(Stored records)
▬▬▬▬▬▬▬▬▬▬

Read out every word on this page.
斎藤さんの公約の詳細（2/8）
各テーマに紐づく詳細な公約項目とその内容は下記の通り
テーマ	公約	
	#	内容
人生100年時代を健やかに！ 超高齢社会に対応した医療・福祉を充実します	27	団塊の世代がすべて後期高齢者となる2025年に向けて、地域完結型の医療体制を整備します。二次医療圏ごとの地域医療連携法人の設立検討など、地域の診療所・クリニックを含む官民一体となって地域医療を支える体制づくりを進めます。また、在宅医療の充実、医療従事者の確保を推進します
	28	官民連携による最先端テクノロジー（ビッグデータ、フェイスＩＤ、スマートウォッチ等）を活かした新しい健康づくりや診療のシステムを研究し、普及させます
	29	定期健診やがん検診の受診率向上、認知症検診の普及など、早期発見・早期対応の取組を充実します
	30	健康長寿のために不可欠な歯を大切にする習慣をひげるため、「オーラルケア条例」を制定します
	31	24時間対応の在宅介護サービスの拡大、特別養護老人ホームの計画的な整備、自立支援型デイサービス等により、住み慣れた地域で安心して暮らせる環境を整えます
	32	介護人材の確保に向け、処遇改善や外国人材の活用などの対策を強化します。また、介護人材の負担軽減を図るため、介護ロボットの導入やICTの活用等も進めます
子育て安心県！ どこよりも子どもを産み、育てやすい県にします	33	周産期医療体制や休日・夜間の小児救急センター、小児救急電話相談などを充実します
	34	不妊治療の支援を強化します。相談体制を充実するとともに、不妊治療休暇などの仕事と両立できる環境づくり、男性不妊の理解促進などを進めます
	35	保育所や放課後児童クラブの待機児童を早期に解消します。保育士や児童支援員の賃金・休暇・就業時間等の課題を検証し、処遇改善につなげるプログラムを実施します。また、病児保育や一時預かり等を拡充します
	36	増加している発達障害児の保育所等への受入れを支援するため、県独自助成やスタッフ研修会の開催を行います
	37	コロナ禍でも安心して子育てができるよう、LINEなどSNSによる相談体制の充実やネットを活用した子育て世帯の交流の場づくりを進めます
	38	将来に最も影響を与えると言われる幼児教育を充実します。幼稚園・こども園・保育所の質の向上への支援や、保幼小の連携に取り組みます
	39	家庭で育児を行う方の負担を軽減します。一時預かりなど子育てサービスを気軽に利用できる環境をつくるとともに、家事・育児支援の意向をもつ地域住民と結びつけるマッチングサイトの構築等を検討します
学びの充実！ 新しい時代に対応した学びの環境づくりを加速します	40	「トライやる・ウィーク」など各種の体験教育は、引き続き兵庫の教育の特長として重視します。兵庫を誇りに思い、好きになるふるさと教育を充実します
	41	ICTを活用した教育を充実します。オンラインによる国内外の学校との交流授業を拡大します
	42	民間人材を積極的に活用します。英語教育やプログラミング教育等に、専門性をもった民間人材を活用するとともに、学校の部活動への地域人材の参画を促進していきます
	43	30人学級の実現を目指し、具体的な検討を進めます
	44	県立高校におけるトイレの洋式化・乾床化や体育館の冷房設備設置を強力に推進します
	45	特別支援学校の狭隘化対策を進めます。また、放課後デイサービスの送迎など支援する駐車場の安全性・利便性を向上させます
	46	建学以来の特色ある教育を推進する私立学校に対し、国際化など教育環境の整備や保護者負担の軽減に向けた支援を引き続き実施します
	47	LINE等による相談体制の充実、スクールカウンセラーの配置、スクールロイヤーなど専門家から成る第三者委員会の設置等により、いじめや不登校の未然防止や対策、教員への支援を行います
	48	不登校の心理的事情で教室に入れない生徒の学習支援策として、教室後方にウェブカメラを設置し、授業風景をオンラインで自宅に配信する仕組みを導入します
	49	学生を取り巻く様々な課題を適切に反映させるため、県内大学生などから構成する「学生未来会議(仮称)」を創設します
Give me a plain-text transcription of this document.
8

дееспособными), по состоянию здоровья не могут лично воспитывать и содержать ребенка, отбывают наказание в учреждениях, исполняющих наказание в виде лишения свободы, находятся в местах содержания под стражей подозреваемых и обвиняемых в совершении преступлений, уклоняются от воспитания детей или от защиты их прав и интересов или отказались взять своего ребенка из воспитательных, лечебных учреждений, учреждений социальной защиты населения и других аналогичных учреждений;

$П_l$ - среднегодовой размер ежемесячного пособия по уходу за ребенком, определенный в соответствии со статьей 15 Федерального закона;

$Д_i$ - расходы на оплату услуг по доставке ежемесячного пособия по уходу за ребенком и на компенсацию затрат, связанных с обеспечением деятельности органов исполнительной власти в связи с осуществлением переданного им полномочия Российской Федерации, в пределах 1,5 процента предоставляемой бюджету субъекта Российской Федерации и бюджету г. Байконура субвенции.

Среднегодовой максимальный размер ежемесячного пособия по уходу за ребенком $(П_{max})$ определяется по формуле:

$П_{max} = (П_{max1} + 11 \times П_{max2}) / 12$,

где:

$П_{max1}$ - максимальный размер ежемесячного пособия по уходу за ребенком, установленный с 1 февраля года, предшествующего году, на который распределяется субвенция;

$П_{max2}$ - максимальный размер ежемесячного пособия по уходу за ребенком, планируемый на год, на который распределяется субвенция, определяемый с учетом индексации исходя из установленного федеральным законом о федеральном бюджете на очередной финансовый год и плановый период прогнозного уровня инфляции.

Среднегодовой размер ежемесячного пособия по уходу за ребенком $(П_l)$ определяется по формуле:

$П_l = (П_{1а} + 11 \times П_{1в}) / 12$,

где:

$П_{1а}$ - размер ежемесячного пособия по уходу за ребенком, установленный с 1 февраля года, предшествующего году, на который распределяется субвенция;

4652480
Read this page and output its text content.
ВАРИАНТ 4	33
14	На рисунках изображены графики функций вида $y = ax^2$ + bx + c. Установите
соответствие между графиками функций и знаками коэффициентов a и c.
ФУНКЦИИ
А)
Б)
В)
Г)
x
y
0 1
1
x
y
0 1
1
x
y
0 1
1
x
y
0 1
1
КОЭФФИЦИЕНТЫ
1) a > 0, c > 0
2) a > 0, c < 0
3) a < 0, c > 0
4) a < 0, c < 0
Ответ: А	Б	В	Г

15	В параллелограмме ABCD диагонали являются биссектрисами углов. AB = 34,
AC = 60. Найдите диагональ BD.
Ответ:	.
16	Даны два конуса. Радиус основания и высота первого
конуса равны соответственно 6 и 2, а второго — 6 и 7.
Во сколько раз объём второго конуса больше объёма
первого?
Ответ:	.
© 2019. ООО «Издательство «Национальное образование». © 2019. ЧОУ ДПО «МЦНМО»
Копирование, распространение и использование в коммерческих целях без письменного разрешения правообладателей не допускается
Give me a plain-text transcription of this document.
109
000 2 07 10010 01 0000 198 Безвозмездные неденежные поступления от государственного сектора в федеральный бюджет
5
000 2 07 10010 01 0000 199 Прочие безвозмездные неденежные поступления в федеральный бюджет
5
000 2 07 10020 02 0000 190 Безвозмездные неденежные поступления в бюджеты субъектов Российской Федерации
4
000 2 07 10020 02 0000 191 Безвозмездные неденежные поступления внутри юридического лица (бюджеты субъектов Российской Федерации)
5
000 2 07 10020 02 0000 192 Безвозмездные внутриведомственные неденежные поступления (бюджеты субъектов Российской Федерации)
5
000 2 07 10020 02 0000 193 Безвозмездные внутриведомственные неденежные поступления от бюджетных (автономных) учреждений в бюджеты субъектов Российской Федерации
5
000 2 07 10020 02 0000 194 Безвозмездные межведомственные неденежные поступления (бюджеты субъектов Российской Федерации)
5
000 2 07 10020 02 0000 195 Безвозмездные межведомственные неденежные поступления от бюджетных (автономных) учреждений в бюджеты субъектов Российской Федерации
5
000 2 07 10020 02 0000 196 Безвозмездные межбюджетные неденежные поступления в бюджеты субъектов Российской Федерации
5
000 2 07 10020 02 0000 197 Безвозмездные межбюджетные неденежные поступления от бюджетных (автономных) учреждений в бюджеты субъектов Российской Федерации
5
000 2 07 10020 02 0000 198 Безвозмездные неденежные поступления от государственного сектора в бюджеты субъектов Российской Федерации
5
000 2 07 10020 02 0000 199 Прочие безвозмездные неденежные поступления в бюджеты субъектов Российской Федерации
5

▬▬▬▬▬▬▬▬▬▬

**Given instruction:**
Extract every line of the records above that contains the word "межведомственные".

**Output below:**
000 2 07 10020 02 0000 194 Безвозмездные межведомственные неденежные поступления (бюджеты субъектов Российской Федерации)
000 2 07 10020 02 0000 195 Безвозмездные межведомственные неденежные поступления от бюджетных (автономных) учреждений в бюджеты субъектов Российской Федерации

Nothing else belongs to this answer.